• _Requirement_
Copy out every line of the data below without changing a single character, and omit the pictures from your answer.
BEGIN Records for the exercise
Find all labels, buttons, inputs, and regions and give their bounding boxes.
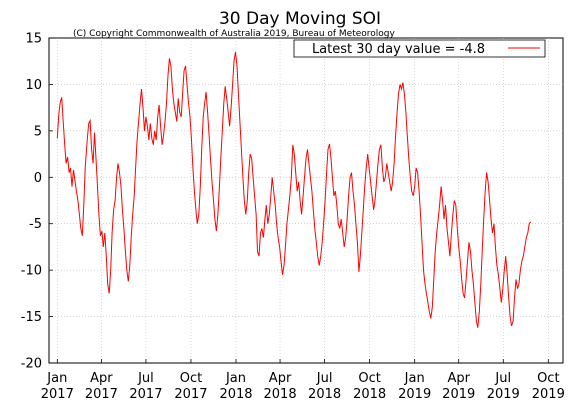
y-tick-label: 10 (25, 78, 42, 93)
chart-subtitle: (C) Copyright Commonwealth of Australia … (73, 29, 396, 39)
x-tick-year-label: 2019 (487, 387, 520, 402)
legend-label: Latest 30 day value = -4.8 (312, 42, 485, 57)
x-tick-year-label: 2018 (308, 387, 341, 402)
x-tick-month-label: Jul (494, 371, 511, 386)
x-tick-month-label: Jan (225, 371, 246, 386)
y-tick-label: -5 (29, 217, 42, 232)
y-tick-label: -15 (21, 310, 42, 325)
x-tick-year-label: 2019 (532, 387, 565, 402)
x-tick-year-label: 2017 (174, 387, 207, 402)
x-tick-year-label: 2018 (264, 387, 297, 402)
grid (49, 38, 563, 363)
x-tick-month-label: Apr (269, 371, 292, 386)
x-tick-month-label: Apr (90, 371, 113, 386)
legend-box (293, 39, 546, 58)
x-tick-year-label: 2019 (398, 387, 431, 402)
chart-title: 30 Day Moving SOI (219, 9, 381, 29)
x-tick-year-label: 2017 (129, 387, 162, 402)
y-tick-label: 5 (34, 124, 42, 139)
x-tick-year-label: 2019 (442, 387, 475, 402)
x-axis: Jan2017Apr2017Jul2017Oct2017Jan2018Apr20… (41, 359, 565, 402)
soi-series-line (56, 51, 532, 328)
x-tick-month-label: Jan (404, 371, 425, 386)
x-tick-year-label: 2017 (41, 387, 74, 402)
x-tick-month-label: Oct (358, 371, 380, 386)
x-tick-year-label: 2018 (219, 387, 252, 402)
y-axis: -20 -15 -10 -5 0 5 10 15 (21, 32, 53, 372)
y-tick-label: 15 (25, 32, 42, 47)
plot-area (48, 37, 564, 364)
y-tick-label: -10 (21, 264, 42, 279)
x-tick-month-label: Jul (137, 371, 154, 386)
x-tick-month-label: Apr (447, 371, 470, 386)
x-tick-month-label: Oct (537, 371, 559, 386)
x-tick-month-label: Jan (46, 371, 67, 386)
legend: Latest 30 day value = -4.8 (293, 39, 546, 58)
x-tick-year-label: 2017 (85, 387, 118, 402)
x-tick-month-label: Oct (180, 371, 202, 386)
x-tick-month-label: Jul (316, 371, 333, 386)
x-tick-year-label: 2018 (353, 387, 386, 402)
y-tick-label: 0 (34, 171, 42, 186)
y-tick-label: -20 (21, 357, 42, 372)
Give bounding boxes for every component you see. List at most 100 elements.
END Records for the exercise
• _Task response_
Find all labels, buttons, inputs, and regions and give their bounding boxes.
y-tick-label: 10 (25, 78, 42, 93)
chart-subtitle: (C) Copyright Commonwealth of Australia … (73, 29, 396, 39)
x-tick-year-label: 2019 (487, 387, 520, 402)
legend-label: Latest 30 day value = -4.8 (312, 42, 485, 57)
x-tick-year-label: 2018 (308, 387, 341, 402)
x-tick-month-label: Jul (494, 371, 511, 386)
x-tick-month-label: Jan (225, 371, 246, 386)
y-tick-label: -5 (29, 217, 42, 232)
y-tick-label: -15 (21, 310, 42, 325)
x-tick-year-label: 2019 (532, 387, 565, 402)
x-tick-year-label: 2017 (174, 387, 207, 402)
x-tick-year-label: 2018 (264, 387, 297, 402)
grid (49, 38, 563, 363)
x-tick-month-label: Apr (269, 371, 292, 386)
x-tick-month-label: Apr (90, 371, 113, 386)
legend-box (293, 39, 546, 58)
x-tick-year-label: 2019 (398, 387, 431, 402)
chart-title: 30 Day Moving SOI (219, 9, 381, 29)
x-tick-year-label: 2017 (129, 387, 162, 402)
y-tick-label: 5 (34, 124, 42, 139)
x-tick-year-label: 2019 (442, 387, 475, 402)
x-axis: Jan2017Apr2017Jul2017Oct2017Jan2018Apr20… (41, 359, 565, 402)
soi-series-line (56, 51, 532, 328)
x-tick-month-label: Jan (404, 371, 425, 386)
x-tick-year-label: 2017 (41, 387, 74, 402)
x-tick-month-label: Oct (358, 371, 380, 386)
x-tick-year-label: 2018 (219, 387, 252, 402)
y-axis: -20 -15 -10 -5 0 5 10 15 (21, 32, 53, 372)
y-tick-label: 15 (25, 32, 42, 47)
plot-area (48, 37, 564, 364)
y-tick-label: -10 (21, 264, 42, 279)
x-tick-month-label: Jul (137, 371, 154, 386)
x-tick-month-label: Apr (447, 371, 470, 386)
x-tick-month-label: Oct (537, 371, 559, 386)
x-tick-month-label: Jan (46, 371, 67, 386)
legend: Latest 30 day value = -4.8 (293, 39, 546, 58)
x-tick-year-label: 2017 (85, 387, 118, 402)
x-tick-month-label: Oct (180, 371, 202, 386)
x-tick-month-label: Jul (316, 371, 333, 386)
x-tick-year-label: 2018 (353, 387, 386, 402)
y-tick-label: 0 (34, 171, 42, 186)
y-tick-label: -20 (21, 357, 42, 372)
Give bounding boxes for every component you see. List at most 100 elements.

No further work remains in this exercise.